## Requirements
Tally the lines containing the word "Мероприятие", and report the tally alone.

Start

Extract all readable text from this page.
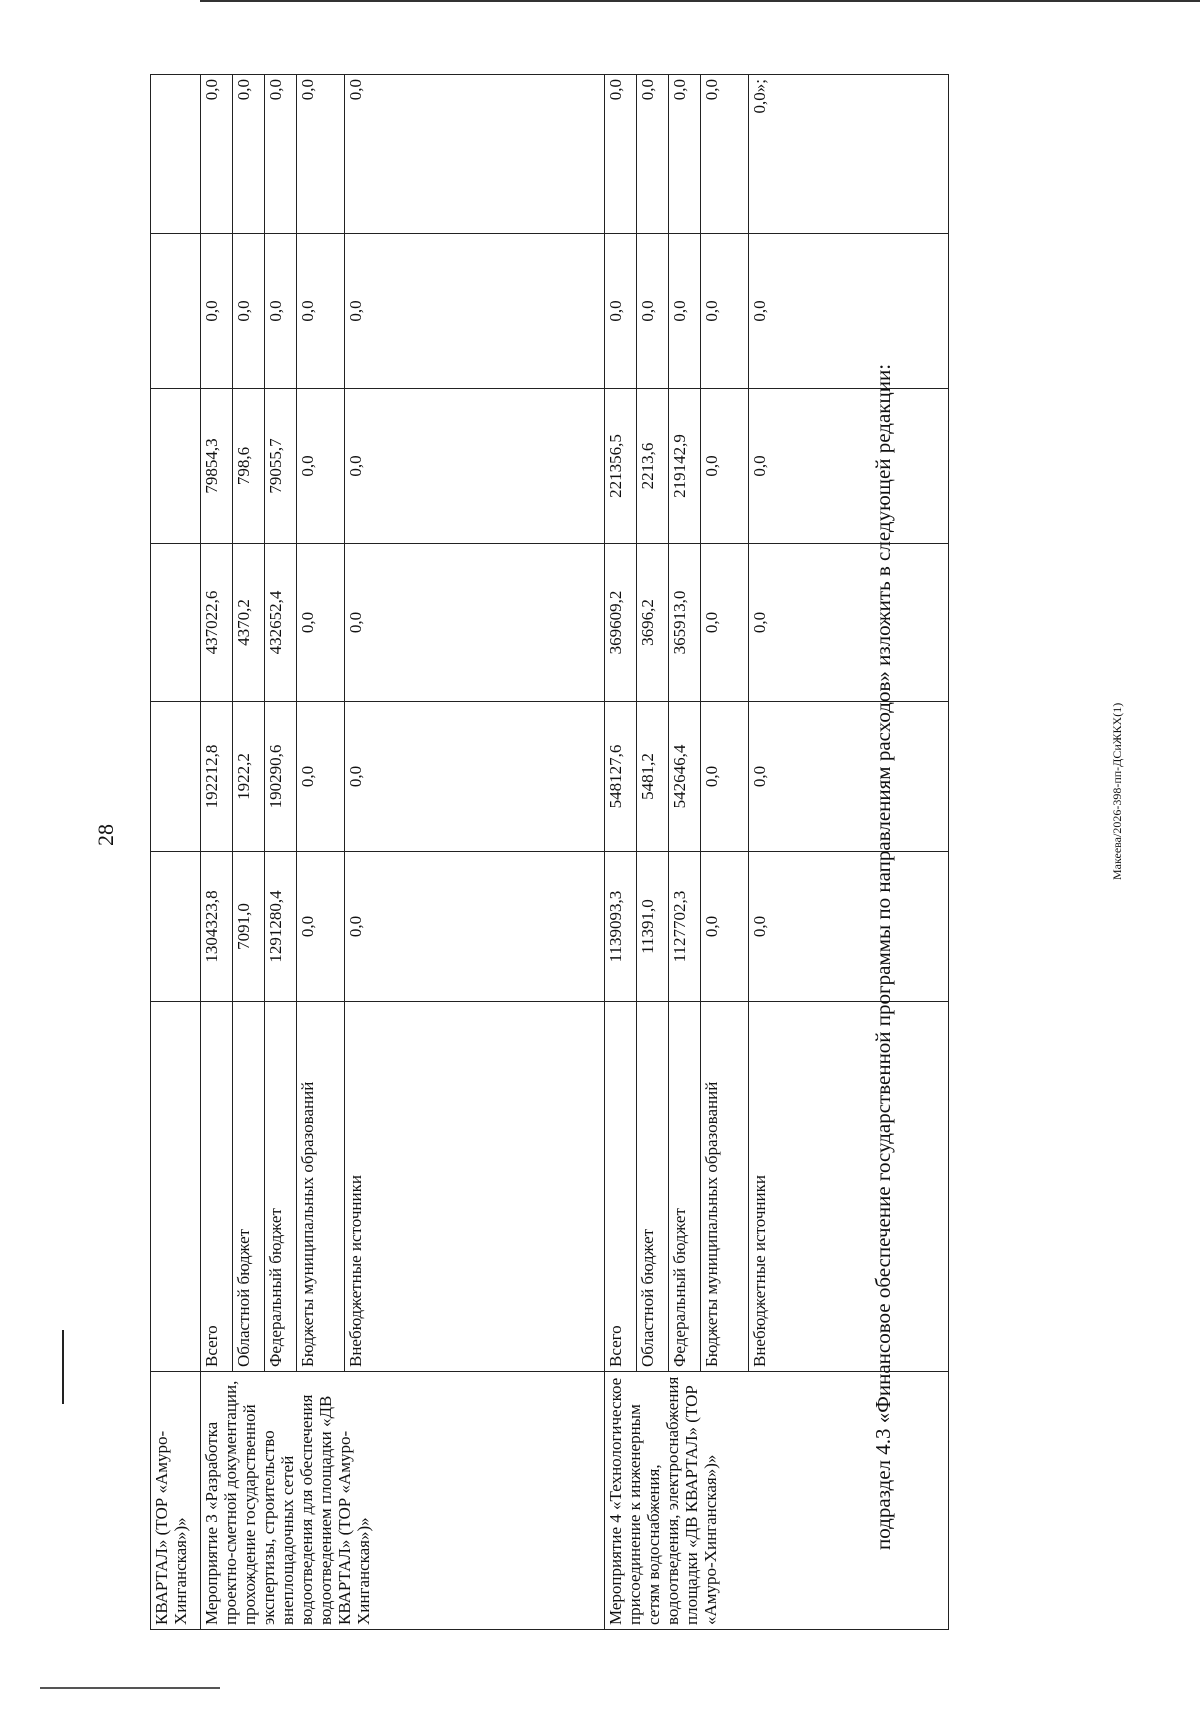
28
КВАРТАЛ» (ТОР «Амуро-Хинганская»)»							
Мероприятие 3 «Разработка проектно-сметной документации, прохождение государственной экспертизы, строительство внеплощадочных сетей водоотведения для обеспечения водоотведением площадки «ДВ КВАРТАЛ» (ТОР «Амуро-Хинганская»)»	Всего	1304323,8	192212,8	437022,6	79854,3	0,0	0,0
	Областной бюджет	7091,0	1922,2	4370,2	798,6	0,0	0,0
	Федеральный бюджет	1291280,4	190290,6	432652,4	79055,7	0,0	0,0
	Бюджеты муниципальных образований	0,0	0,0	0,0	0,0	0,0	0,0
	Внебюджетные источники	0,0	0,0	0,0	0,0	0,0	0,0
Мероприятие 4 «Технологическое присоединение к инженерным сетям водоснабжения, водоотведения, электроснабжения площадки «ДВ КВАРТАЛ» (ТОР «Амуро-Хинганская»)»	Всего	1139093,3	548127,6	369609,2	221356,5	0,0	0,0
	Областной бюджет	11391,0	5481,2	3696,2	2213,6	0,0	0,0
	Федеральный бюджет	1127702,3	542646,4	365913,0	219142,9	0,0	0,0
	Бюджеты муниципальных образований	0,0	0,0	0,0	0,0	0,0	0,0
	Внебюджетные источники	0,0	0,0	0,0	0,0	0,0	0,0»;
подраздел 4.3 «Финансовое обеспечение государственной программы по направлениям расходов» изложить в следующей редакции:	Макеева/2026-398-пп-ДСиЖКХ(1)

End
Start

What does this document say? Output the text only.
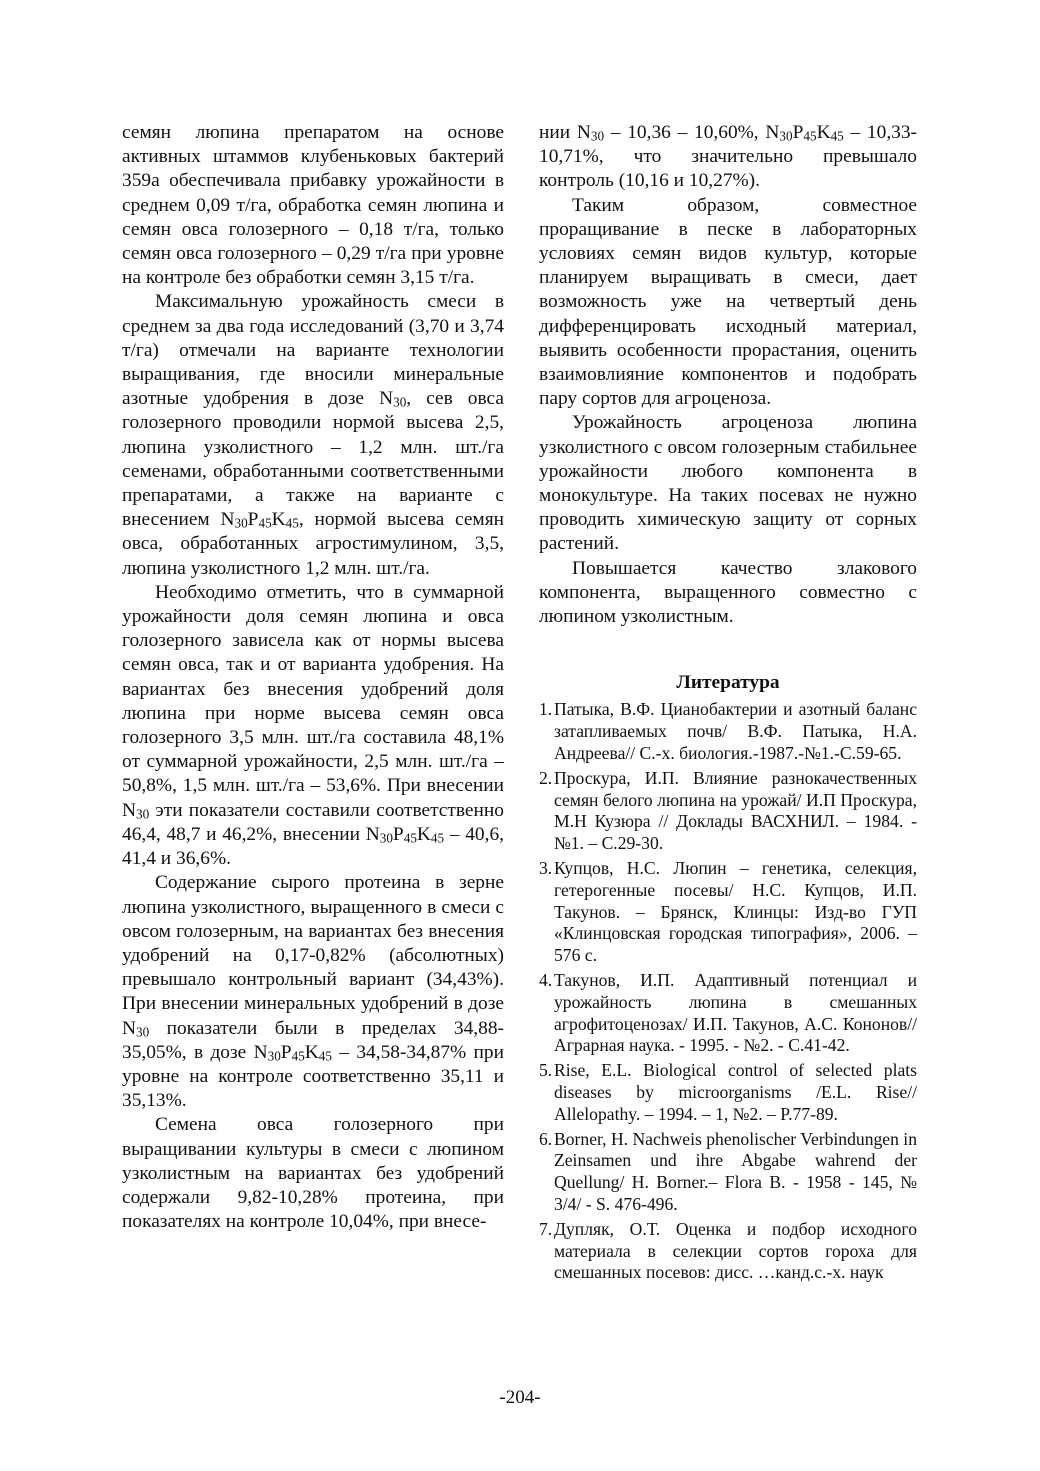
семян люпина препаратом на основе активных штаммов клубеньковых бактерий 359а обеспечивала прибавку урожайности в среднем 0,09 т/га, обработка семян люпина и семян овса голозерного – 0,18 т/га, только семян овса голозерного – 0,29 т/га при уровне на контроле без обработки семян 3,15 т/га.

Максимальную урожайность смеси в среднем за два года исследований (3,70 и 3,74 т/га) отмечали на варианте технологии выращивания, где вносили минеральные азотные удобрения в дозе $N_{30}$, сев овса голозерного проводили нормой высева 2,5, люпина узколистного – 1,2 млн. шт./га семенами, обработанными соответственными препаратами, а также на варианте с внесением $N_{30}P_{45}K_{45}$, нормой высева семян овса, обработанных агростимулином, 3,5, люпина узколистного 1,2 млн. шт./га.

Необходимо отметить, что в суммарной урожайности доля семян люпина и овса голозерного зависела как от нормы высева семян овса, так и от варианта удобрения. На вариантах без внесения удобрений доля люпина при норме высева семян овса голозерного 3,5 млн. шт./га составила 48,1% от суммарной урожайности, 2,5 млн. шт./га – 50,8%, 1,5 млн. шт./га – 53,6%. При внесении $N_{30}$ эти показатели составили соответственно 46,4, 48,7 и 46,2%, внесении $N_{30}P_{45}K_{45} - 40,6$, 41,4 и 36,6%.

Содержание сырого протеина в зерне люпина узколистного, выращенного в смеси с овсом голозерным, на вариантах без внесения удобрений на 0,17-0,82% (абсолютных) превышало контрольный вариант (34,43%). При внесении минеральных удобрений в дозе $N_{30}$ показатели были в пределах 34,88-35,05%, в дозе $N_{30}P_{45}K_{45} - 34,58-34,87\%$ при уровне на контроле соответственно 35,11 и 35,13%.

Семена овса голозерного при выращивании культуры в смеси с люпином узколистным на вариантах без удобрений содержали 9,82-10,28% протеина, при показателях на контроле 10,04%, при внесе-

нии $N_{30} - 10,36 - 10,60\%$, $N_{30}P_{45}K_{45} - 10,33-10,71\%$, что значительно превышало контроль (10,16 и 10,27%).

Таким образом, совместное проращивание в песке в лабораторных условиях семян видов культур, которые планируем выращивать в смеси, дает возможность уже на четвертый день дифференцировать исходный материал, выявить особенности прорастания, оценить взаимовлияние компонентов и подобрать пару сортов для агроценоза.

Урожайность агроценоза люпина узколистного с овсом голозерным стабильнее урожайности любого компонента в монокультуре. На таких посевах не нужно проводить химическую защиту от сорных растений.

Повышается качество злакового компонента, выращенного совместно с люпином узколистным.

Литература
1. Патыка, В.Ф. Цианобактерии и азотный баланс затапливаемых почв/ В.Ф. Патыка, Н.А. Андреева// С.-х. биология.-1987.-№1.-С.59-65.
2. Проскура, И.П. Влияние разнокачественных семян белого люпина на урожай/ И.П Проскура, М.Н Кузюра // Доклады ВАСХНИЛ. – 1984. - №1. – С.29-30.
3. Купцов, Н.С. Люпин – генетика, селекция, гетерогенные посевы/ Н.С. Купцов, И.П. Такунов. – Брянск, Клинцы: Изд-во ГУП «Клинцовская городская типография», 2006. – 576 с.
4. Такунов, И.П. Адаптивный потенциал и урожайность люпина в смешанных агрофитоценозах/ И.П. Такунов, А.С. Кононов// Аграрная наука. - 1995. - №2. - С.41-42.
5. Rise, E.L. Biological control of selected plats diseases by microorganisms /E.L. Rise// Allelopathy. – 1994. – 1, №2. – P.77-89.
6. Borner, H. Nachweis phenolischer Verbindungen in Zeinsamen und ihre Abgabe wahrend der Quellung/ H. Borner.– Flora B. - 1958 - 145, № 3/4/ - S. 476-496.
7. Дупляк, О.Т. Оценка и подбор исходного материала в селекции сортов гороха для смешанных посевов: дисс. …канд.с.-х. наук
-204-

End

## Exercise result
2